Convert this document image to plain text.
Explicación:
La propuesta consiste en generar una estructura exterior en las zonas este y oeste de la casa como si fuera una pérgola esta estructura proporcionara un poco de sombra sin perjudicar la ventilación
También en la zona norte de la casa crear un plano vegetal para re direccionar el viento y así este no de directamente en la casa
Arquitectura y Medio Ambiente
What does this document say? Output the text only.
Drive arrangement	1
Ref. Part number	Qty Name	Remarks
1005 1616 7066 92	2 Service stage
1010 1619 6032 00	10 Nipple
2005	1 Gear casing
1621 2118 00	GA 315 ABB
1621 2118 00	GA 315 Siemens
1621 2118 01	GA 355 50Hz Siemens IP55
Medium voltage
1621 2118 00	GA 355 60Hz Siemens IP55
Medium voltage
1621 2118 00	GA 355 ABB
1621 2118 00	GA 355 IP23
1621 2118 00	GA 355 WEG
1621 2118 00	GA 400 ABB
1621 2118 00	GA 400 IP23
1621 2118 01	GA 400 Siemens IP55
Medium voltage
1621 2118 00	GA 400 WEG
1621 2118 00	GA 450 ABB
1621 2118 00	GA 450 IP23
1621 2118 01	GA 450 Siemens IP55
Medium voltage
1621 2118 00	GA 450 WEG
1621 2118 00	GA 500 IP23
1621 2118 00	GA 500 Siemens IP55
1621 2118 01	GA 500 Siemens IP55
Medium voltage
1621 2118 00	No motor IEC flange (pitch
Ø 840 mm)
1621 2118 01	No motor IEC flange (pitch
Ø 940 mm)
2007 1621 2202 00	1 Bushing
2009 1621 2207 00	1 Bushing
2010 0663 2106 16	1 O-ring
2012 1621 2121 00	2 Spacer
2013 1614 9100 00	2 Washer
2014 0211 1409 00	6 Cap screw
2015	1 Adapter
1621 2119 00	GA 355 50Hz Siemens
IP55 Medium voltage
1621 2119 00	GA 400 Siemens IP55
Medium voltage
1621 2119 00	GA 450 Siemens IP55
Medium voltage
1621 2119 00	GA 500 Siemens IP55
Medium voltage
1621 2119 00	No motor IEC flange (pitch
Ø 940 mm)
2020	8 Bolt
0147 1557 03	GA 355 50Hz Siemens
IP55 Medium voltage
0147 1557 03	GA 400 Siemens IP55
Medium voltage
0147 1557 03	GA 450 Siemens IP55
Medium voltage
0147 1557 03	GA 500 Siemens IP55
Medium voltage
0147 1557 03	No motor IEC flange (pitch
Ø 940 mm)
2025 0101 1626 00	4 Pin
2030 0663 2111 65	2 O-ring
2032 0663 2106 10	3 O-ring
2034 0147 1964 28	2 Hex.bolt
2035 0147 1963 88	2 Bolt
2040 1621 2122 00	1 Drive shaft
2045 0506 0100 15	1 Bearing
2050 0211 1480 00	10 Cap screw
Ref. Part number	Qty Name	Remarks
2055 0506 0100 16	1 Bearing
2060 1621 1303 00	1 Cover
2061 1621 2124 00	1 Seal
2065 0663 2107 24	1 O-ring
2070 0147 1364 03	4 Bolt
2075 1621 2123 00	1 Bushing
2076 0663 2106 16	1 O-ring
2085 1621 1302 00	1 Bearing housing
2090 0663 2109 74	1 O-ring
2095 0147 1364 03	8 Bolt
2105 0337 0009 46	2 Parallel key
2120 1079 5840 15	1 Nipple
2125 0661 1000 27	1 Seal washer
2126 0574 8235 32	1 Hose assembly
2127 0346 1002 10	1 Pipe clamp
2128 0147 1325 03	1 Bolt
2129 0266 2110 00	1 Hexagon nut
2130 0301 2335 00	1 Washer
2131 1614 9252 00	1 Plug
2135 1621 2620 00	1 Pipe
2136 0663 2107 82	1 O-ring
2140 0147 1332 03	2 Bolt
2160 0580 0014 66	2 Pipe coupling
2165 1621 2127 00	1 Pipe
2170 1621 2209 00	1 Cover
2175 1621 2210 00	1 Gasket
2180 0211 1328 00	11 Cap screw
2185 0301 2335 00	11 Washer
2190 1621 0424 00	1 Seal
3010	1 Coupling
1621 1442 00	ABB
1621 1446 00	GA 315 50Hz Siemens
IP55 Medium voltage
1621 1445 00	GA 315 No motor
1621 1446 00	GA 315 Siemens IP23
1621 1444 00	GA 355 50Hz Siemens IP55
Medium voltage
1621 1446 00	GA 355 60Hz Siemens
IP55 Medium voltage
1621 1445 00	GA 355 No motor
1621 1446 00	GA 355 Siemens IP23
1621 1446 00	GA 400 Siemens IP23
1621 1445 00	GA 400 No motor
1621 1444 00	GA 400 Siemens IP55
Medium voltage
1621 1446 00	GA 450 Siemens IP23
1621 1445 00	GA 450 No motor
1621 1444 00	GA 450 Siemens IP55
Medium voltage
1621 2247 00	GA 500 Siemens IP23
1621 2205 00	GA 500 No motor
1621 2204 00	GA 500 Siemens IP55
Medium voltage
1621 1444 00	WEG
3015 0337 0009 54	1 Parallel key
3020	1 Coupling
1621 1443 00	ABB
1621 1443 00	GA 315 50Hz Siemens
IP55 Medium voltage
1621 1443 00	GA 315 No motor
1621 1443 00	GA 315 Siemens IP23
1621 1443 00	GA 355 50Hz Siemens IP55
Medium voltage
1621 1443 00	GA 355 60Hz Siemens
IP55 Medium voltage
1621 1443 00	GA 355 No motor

▶ **Your task**
In the records above, collect each line with "Bearing".

▶ **Reply**
2045 0506 0100 15	1 Bearing
2055 0506 0100 16	1 Bearing
2085 1621 1302 00	1 Bearing housing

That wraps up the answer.